TASK DIRECTIONS. Retype everything in the listing, leaving each line exactly as it is.
:: MATERIAL FOR THIS EXERCISE ::
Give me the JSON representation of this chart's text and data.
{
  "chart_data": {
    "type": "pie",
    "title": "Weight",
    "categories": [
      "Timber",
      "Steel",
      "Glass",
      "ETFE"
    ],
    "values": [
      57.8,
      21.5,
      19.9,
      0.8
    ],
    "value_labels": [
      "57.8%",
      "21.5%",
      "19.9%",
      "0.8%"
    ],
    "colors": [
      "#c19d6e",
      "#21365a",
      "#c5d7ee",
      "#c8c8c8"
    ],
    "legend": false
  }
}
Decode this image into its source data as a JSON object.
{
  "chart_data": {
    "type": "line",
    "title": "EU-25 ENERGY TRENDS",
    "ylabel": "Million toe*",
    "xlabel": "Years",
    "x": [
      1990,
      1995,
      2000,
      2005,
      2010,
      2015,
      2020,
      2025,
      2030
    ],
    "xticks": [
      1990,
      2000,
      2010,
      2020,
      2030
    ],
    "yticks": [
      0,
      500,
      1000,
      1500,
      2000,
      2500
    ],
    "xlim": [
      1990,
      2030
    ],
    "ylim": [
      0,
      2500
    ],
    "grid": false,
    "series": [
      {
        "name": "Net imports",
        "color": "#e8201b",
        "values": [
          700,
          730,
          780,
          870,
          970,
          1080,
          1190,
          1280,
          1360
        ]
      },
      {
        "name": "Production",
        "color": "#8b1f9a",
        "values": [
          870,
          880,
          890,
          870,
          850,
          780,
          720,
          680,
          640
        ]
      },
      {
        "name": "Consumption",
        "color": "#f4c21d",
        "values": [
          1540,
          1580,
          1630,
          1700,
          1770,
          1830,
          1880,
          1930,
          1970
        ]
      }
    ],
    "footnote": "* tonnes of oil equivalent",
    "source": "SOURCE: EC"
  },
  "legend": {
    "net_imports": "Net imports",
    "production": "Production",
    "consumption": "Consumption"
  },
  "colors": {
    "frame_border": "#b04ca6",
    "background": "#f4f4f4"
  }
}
:::
TASK RESULT.
Give me the JSON representation of this chart's text and data.
{
  "chart_data": {
    "type": "pie",
    "title": "Weight",
    "categories": [
      "Timber",
      "Steel",
      "Glass",
      "ETFE"
    ],
    "values": [
      57.8,
      21.5,
      19.9,
      0.8
    ],
    "value_labels": [
      "57.8%",
      "21.5%",
      "19.9%",
      "0.8%"
    ],
    "colors": [
      "#c19d6e",
      "#21365a",
      "#c5d7ee",
      "#c8c8c8"
    ],
    "legend": false
  }
}
Decode this image into its source data as a JSON object.
{
  "chart_data": {
    "type": "line",
    "title": "EU-25 ENERGY TRENDS",
    "ylabel": "Million toe*",
    "xlabel": "Years",
    "x": [
      1990,
      1995,
      2000,
      2005,
      2010,
      2015,
      2020,
      2025,
      2030
    ],
    "xticks": [
      1990,
      2000,
      2010,
      2020,
      2030
    ],
    "yticks": [
      0,
      500,
      1000,
      1500,
      2000,
      2500
    ],
    "xlim": [
      1990,
      2030
    ],
    "ylim": [
      0,
      2500
    ],
    "grid": false,
    "series": [
      {
        "name": "Net imports",
        "color": "#e8201b",
        "values": [
          700,
          730,
          780,
          870,
          970,
          1080,
          1190,
          1280,
          1360
        ]
      },
      {
        "name": "Production",
        "color": "#8b1f9a",
        "values": [
          870,
          880,
          890,
          870,
          850,
          780,
          720,
          680,
          640
        ]
      },
      {
        "name": "Consumption",
        "color": "#f4c21d",
        "values": [
          1540,
          1580,
          1630,
          1700,
          1770,
          1830,
          1880,
          1930,
          1970
        ]
      }
    ],
    "footnote": "* tonnes of oil equivalent",
    "source": "SOURCE: EC"
  },
  "legend": {
    "net_imports": "Net imports",
    "production": "Production",
    "consumption": "Consumption"
  },
  "colors": {
    "frame_border": "#b04ca6",
    "background": "#f4f4f4"
  }
}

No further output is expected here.